[YOUR INSTRUCTIONS] Copy the passage below on Haslam's legislative priorities word for word, from "Both the opioid" to "education and treatment.".

[DOCUMENT EXTRACT]

There's also legislation "that will positively impact the lives of children who enter the juvenile justice system and their communities," Donnals said.

Both the opioid and juvenile justice issues have had input from legislators. A House panel under the direction of House Speaker Beth Harwell, R-Nashville, took a deep dive into Tennessee's narcotic pain-killer crisis. Haslam, meanwhile, convened a task force of his own, as well as borrowing some elements of the House's effort. His plan focuses on prevention, education and treatment.

It's already been criticized by legislative Democrats as not doing nearly enough to fight a scourge that's resulted in at least 4,500 overdose deaths since 2011.

Meanwhile, a joint juvenile justice task force put together by Haslam, Senate Speaker Randy McNally, R-Oak Ridge, Harwell and Tennessee Supreme Court Chief Justice Jeff Bivins, meanwhile, is recommending the state devote resources to the state's highest-risk youth while providing earlier government responses to youths just beginning to have problems.

Harwell and McNally, who is the state's lieutenant governor, noted that the well-spring for much of Haslam's policies will come from his proposed Fiscal Year 2018-2019 budget, the state's annual spending plan. That will be released Monday as well.

It will be a "big part of what he does" in the State of the State speech, said McNally, a former Senate Finance Committee chairman.

The current budget is estimated at $37.3 billion, with $17.9 billion of that in general state government money, $13.6 billion from the federal goverment and $5.8 billion in other sources such as higher education student tuition and fees.

Things are going pretty well on the budget front. Year-to-date revenues for the first five months of FY 2018 ran $210.2 mil- lion more than budgeted estimates, with $172.7 million of that in the general fund which pays for programs ranging from K-12 education to operating prisons.

McNally said he expects Haslam will outline program improvements and economic incentives to recruit new businesses and encourage existing ones to expand. The speaker thought the governor might also discuss his plans to trim the University of Tennessee system's Board of Trustees from 27 to nine members.

[MATERIAL SHOWN]

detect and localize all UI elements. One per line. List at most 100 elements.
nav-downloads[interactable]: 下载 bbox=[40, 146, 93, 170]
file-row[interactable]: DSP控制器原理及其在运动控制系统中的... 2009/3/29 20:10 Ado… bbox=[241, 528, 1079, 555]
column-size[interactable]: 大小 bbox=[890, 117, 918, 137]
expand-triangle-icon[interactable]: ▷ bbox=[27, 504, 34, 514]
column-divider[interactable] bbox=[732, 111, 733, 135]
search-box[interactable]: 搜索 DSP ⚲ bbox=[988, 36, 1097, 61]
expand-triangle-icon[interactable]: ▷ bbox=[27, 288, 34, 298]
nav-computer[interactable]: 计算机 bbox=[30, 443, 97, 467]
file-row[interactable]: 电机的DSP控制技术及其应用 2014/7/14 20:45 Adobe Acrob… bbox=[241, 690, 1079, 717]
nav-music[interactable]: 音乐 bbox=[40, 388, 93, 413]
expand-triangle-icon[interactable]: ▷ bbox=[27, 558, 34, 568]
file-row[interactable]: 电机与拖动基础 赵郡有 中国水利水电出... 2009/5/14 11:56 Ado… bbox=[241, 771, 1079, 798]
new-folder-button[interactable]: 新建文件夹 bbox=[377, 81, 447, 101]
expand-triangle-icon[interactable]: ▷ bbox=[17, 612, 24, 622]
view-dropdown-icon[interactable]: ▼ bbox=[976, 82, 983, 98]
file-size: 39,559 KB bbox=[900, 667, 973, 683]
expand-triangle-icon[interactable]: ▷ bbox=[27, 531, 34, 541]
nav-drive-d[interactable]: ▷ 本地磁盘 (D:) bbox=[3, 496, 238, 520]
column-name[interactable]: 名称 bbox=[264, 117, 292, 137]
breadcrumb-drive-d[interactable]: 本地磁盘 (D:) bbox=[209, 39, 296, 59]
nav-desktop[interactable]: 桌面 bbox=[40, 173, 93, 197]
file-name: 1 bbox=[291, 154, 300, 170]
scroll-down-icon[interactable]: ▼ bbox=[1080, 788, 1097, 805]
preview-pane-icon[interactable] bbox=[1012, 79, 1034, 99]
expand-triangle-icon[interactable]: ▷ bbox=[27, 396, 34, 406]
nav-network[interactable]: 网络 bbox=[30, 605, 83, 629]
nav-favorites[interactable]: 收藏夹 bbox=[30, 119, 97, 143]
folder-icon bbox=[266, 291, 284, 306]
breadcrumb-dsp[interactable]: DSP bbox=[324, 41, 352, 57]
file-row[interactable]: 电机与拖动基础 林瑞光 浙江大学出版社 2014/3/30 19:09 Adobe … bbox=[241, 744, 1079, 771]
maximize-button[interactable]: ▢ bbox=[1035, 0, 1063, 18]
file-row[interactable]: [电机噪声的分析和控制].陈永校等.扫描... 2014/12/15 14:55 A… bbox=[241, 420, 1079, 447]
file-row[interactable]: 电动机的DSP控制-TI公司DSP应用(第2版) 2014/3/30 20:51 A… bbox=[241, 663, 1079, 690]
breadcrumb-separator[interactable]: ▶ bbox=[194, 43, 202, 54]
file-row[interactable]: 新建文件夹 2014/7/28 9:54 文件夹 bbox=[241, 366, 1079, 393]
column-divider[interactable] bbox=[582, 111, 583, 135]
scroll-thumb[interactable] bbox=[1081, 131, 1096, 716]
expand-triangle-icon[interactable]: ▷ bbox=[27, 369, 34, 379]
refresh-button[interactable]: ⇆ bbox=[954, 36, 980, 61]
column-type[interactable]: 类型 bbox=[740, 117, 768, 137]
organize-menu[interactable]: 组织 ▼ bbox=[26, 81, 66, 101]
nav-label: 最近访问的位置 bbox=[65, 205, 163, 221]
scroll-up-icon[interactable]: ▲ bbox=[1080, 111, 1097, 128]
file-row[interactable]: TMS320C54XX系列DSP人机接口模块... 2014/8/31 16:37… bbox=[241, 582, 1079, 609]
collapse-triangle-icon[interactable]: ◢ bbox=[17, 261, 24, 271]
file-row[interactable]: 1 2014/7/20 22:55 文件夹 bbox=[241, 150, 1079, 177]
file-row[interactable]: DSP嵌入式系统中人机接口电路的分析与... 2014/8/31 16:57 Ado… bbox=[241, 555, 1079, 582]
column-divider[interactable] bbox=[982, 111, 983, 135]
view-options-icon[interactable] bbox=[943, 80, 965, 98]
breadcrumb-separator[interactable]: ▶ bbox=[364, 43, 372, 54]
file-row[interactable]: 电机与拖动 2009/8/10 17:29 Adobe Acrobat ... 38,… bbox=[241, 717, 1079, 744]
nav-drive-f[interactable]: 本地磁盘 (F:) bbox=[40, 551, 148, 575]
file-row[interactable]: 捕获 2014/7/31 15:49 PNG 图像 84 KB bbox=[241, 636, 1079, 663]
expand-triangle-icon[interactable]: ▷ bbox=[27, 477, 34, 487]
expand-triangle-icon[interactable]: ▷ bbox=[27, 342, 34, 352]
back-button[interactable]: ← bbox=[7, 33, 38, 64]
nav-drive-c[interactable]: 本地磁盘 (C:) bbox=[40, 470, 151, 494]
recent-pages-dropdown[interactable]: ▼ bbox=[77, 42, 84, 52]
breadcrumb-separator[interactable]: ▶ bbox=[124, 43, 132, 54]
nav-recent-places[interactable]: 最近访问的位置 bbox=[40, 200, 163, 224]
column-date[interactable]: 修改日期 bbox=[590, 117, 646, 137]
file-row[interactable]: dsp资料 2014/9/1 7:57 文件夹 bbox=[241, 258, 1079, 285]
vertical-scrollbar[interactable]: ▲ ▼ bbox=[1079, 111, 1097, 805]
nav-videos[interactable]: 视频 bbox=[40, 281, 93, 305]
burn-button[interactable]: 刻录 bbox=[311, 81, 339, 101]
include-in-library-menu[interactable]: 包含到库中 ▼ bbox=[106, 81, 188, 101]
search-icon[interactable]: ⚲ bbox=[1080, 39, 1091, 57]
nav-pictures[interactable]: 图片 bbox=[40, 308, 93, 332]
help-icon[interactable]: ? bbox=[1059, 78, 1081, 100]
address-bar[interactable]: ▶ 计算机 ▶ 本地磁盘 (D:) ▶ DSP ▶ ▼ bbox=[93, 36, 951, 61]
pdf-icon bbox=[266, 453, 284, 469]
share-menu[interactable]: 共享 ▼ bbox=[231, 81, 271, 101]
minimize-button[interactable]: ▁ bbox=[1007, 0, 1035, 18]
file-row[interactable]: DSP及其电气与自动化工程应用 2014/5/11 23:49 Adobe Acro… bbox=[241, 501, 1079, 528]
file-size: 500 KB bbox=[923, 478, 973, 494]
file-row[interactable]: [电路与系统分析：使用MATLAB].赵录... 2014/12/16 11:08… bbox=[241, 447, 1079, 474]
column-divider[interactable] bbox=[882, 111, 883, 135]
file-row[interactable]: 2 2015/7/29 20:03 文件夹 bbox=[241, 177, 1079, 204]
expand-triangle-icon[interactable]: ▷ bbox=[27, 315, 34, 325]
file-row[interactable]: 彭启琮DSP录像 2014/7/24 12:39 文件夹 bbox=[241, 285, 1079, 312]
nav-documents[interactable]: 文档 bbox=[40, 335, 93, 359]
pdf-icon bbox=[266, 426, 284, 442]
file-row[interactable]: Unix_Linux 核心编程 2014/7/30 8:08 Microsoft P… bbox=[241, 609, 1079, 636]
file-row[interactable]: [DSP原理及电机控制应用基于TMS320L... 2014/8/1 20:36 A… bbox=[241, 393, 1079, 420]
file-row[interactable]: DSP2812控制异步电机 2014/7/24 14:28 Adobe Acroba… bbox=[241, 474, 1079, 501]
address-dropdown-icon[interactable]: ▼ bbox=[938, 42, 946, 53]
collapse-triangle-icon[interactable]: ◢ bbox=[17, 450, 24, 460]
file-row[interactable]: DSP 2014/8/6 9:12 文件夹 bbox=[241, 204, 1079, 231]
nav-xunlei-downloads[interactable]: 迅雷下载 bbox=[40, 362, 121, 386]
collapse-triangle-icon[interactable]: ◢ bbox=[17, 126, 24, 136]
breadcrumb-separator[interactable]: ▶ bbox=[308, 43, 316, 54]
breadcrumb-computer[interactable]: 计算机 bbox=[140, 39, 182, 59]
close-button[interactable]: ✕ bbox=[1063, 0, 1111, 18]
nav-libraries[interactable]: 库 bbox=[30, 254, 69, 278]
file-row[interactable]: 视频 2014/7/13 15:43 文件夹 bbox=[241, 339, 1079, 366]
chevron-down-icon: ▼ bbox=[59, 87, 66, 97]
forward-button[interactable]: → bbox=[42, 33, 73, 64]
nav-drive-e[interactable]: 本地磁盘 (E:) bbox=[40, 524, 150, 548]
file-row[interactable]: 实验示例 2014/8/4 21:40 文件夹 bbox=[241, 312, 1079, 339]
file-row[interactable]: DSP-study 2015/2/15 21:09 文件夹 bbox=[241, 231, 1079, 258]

[SOLUTION FOR THIS EXERCISE]
Both the opioid and juvenile justice issues have had input from legislators. A House panel under the direction of House Speaker Beth Harwell, R-Nashville, took a deep dive into Tennessee's narcotic pain-killer crisis. Haslam, meanwhile, convened a task force of his own, as well as borrowing some elements of the House's effort. His plan focuses on prevention, education and treatment.